===== Records for processing
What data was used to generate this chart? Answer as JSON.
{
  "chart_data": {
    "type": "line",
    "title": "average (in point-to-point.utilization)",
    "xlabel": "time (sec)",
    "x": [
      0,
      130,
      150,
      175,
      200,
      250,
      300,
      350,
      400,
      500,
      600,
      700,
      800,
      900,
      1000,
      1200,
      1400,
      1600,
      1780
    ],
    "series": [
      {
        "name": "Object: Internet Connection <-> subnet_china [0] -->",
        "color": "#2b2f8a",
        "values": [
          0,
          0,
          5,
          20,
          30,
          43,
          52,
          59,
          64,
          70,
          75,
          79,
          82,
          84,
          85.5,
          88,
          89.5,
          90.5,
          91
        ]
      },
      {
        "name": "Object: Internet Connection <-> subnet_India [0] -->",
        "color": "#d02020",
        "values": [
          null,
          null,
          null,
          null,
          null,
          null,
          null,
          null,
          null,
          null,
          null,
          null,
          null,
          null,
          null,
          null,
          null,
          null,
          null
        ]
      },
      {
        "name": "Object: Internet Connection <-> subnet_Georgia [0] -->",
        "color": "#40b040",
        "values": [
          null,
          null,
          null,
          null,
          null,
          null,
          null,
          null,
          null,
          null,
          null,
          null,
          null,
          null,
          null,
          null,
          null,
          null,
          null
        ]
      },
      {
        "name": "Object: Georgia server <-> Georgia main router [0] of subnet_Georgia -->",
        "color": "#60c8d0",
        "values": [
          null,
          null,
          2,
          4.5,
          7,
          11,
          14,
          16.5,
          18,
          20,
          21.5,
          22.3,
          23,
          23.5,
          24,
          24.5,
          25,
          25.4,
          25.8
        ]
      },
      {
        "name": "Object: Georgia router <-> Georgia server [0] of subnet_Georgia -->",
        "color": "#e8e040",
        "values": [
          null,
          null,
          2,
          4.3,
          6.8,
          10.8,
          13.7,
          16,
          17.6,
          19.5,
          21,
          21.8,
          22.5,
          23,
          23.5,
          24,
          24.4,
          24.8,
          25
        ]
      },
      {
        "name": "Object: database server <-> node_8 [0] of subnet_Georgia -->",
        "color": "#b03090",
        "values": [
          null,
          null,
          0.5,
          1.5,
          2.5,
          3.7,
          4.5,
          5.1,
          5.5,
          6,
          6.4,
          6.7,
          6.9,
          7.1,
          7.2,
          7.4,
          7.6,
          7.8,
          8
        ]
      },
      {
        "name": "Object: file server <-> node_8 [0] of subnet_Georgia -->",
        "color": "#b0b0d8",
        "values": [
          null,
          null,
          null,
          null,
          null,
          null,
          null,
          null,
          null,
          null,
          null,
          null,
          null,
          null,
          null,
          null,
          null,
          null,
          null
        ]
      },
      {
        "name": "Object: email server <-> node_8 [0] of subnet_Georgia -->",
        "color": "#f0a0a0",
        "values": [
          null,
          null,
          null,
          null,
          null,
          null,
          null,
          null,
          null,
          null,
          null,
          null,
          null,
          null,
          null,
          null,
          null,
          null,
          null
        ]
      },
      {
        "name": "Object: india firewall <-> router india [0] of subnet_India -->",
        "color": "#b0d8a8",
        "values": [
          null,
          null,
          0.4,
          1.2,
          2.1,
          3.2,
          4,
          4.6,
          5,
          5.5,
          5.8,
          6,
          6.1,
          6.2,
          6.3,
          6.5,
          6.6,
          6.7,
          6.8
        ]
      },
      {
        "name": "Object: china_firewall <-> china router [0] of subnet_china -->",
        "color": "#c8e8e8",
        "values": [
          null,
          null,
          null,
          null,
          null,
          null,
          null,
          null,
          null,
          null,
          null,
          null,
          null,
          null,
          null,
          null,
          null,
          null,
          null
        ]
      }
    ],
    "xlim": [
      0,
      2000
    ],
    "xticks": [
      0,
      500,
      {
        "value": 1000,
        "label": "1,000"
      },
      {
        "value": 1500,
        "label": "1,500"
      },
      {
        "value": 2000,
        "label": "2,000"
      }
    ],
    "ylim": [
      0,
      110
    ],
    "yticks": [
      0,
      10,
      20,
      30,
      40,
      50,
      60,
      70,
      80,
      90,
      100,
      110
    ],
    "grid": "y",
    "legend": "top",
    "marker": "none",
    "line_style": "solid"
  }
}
==========
**What to do**
Quote each line of the data above exactly as written.

**Task answer**
What data was used to generate this chart? Answer as JSON.
{
  "chart_data": {
    "type": "line",
    "title": "average (in point-to-point.utilization)",
    "xlabel": "time (sec)",
    "x": [
      0,
      130,
      150,
      175,
      200,
      250,
      300,
      350,
      400,
      500,
      600,
      700,
      800,
      900,
      1000,
      1200,
      1400,
      1600,
      1780
    ],
    "series": [
      {
        "name": "Object: Internet Connection <-> subnet_china [0] -->",
        "color": "#2b2f8a",
        "values": [
          0,
          0,
          5,
          20,
          30,
          43,
          52,
          59,
          64,
          70,
          75,
          79,
          82,
          84,
          85.5,
          88,
          89.5,
          90.5,
          91
        ]
      },
      {
        "name": "Object: Internet Connection <-> subnet_India [0] -->",
        "color": "#d02020",
        "values": [
          null,
          null,
          null,
          null,
          null,
          null,
          null,
          null,
          null,
          null,
          null,
          null,
          null,
          null,
          null,
          null,
          null,
          null,
          null
        ]
      },
      {
        "name": "Object: Internet Connection <-> subnet_Georgia [0] -->",
        "color": "#40b040",
        "values": [
          null,
          null,
          null,
          null,
          null,
          null,
          null,
          null,
          null,
          null,
          null,
          null,
          null,
          null,
          null,
          null,
          null,
          null,
          null
        ]
      },
      {
        "name": "Object: Georgia server <-> Georgia main router [0] of subnet_Georgia -->",
        "color": "#60c8d0",
        "values": [
          null,
          null,
          2,
          4.5,
          7,
          11,
          14,
          16.5,
          18,
          20,
          21.5,
          22.3,
          23,
          23.5,
          24,
          24.5,
          25,
          25.4,
          25.8
        ]
      },
      {
        "name": "Object: Georgia router <-> Georgia server [0] of subnet_Georgia -->",
        "color": "#e8e040",
        "values": [
          null,
          null,
          2,
          4.3,
          6.8,
          10.8,
          13.7,
          16,
          17.6,
          19.5,
          21,
          21.8,
          22.5,
          23,
          23.5,
          24,
          24.4,
          24.8,
          25
        ]
      },
      {
        "name": "Object: database server <-> node_8 [0] of subnet_Georgia -->",
        "color": "#b03090",
        "values": [
          null,
          null,
          0.5,
          1.5,
          2.5,
          3.7,
          4.5,
          5.1,
          5.5,
          6,
          6.4,
          6.7,
          6.9,
          7.1,
          7.2,
          7.4,
          7.6,
          7.8,
          8
        ]
      },
      {
        "name": "Object: file server <-> node_8 [0] of subnet_Georgia -->",
        "color": "#b0b0d8",
        "values": [
          null,
          null,
          null,
          null,
          null,
          null,
          null,
          null,
          null,
          null,
          null,
          null,
          null,
          null,
          null,
          null,
          null,
          null,
          null
        ]
      },
      {
        "name": "Object: email server <-> node_8 [0] of subnet_Georgia -->",
        "color": "#f0a0a0",
        "values": [
          null,
          null,
          null,
          null,
          null,
          null,
          null,
          null,
          null,
          null,
          null,
          null,
          null,
          null,
          null,
          null,
          null,
          null,
          null
        ]
      },
      {
        "name": "Object: india firewall <-> router india [0] of subnet_India -->",
        "color": "#b0d8a8",
        "values": [
          null,
          null,
          0.4,
          1.2,
          2.1,
          3.2,
          4,
          4.6,
          5,
          5.5,
          5.8,
          6,
          6.1,
          6.2,
          6.3,
          6.5,
          6.6,
          6.7,
          6.8
        ]
      },
      {
        "name": "Object: china_firewall <-> china router [0] of subnet_china -->",
        "color": "#c8e8e8",
        "values": [
          null,
          null,
          null,
          null,
          null,
          null,
          null,
          null,
          null,
          null,
          null,
          null,
          null,
          null,
          null,
          null,
          null,
          null,
          null
        ]
      }
    ],
    "xlim": [
      0,
      2000
    ],
    "xticks": [
      0,
      500,
      {
        "value": 1000,
        "label": "1,000"
      },
      {
        "value": 1500,
        "label": "1,500"
      },
      {
        "value": 2000,
        "label": "2,000"
      }
    ],
    "ylim": [
      0,
      110
    ],
    "yticks": [
      0,
      10,
      20,
      30,
      40,
      50,
      60,
      70,
      80,
      90,
      100,
      110
    ],
    "grid": "y",
    "legend": "top",
    "marker": "none",
    "line_style": "solid"
  }
}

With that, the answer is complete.